* _EXERCISE TASK_
Retype the rows below exactly as they appear, keeping every line unchanged.

[BEGIN SUPPLIED ENTRIES]

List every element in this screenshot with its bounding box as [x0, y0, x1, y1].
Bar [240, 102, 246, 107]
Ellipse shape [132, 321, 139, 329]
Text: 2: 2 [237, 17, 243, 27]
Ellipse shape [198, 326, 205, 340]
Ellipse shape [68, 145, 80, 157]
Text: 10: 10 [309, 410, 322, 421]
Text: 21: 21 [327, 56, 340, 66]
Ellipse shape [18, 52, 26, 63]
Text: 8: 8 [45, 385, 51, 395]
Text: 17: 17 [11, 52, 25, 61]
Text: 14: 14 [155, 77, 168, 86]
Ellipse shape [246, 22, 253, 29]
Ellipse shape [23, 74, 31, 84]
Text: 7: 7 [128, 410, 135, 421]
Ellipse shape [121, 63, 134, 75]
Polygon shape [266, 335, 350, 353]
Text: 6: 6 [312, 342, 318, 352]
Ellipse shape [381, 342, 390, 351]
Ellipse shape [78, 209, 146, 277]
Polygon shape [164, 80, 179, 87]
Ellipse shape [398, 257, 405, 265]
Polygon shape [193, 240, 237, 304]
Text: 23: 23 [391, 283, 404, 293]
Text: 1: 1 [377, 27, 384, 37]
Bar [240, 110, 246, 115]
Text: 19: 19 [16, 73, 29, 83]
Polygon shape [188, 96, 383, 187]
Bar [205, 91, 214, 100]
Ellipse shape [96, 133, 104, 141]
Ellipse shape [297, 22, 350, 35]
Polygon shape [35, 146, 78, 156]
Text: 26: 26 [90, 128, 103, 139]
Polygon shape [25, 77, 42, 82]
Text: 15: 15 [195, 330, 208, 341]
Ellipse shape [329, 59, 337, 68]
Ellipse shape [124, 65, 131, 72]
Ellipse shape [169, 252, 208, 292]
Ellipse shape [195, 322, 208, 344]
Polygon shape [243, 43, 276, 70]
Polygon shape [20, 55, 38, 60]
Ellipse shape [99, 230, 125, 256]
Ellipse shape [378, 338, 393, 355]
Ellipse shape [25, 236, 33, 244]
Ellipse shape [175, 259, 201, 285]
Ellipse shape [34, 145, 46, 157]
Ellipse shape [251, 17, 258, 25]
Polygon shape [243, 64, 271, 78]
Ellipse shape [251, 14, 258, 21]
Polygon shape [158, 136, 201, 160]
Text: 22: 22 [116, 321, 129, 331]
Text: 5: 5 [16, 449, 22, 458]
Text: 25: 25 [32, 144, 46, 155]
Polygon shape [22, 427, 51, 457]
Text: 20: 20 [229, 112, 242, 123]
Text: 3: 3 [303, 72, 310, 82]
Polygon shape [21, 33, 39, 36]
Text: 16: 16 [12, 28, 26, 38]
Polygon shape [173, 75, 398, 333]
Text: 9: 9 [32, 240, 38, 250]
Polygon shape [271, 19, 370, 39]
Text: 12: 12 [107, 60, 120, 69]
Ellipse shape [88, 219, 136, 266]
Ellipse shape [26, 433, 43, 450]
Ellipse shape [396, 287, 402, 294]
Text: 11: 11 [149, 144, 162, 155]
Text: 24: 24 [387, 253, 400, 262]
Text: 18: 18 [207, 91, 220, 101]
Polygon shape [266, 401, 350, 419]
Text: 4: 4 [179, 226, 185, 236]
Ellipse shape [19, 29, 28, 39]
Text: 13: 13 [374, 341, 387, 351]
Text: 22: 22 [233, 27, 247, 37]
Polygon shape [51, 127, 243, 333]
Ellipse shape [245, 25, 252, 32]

[END SUPPLIED ENTRIES]

* _COMPLETE ANSWER_
List every element in this screenshot with its bounding box as [x0, y0, x1, y1].
Bar [240, 102, 246, 107]
Ellipse shape [132, 321, 139, 329]
Text: 2: 2 [237, 17, 243, 27]
Ellipse shape [198, 326, 205, 340]
Ellipse shape [68, 145, 80, 157]
Text: 10: 10 [309, 410, 322, 421]
Text: 21: 21 [327, 56, 340, 66]
Ellipse shape [18, 52, 26, 63]
Text: 8: 8 [45, 385, 51, 395]
Text: 17: 17 [11, 52, 25, 61]
Text: 14: 14 [155, 77, 168, 86]
Ellipse shape [246, 22, 253, 29]
Ellipse shape [23, 74, 31, 84]
Text: 7: 7 [128, 410, 135, 421]
Ellipse shape [121, 63, 134, 75]
Polygon shape [266, 335, 350, 353]
Text: 6: 6 [312, 342, 318, 352]
Ellipse shape [381, 342, 390, 351]
Ellipse shape [78, 209, 146, 277]
Polygon shape [164, 80, 179, 87]
Ellipse shape [398, 257, 405, 265]
Polygon shape [193, 240, 237, 304]
Text: 23: 23 [391, 283, 404, 293]
Text: 1: 1 [377, 27, 384, 37]
Bar [240, 110, 246, 115]
Text: 19: 19 [16, 73, 29, 83]
Polygon shape [188, 96, 383, 187]
Bar [205, 91, 214, 100]
Ellipse shape [96, 133, 104, 141]
Ellipse shape [297, 22, 350, 35]
Polygon shape [35, 146, 78, 156]
Text: 26: 26 [90, 128, 103, 139]
Polygon shape [25, 77, 42, 82]
Text: 15: 15 [195, 330, 208, 341]
Ellipse shape [329, 59, 337, 68]
Ellipse shape [124, 65, 131, 72]
Ellipse shape [169, 252, 208, 292]
Ellipse shape [195, 322, 208, 344]
Polygon shape [243, 43, 276, 70]
Polygon shape [20, 55, 38, 60]
Ellipse shape [99, 230, 125, 256]
Ellipse shape [378, 338, 393, 355]
Ellipse shape [25, 236, 33, 244]
Ellipse shape [175, 259, 201, 285]
Ellipse shape [34, 145, 46, 157]
Ellipse shape [251, 17, 258, 25]
Polygon shape [243, 64, 271, 78]
Ellipse shape [251, 14, 258, 21]
Polygon shape [158, 136, 201, 160]
Text: 22: 22 [116, 321, 129, 331]
Text: 5: 5 [16, 449, 22, 458]
Text: 25: 25 [32, 144, 46, 155]
Polygon shape [22, 427, 51, 457]
Text: 20: 20 [229, 112, 242, 123]
Text: 3: 3 [303, 72, 310, 82]
Polygon shape [21, 33, 39, 36]
Text: 16: 16 [12, 28, 26, 38]
Polygon shape [173, 75, 398, 333]
Text: 9: 9 [32, 240, 38, 250]
Polygon shape [271, 19, 370, 39]
Text: 12: 12 [107, 60, 120, 69]
Ellipse shape [88, 219, 136, 266]
Ellipse shape [26, 433, 43, 450]
Ellipse shape [396, 287, 402, 294]
Text: 11: 11 [149, 144, 162, 155]
Text: 24: 24 [387, 253, 400, 262]
Text: 18: 18 [207, 91, 220, 101]
Polygon shape [266, 401, 350, 419]
Text: 4: 4 [179, 226, 185, 236]
Ellipse shape [19, 29, 28, 39]
Text: 13: 13 [374, 341, 387, 351]
Text: 22: 22 [233, 27, 247, 37]
Polygon shape [51, 127, 243, 333]
Ellipse shape [245, 25, 252, 32]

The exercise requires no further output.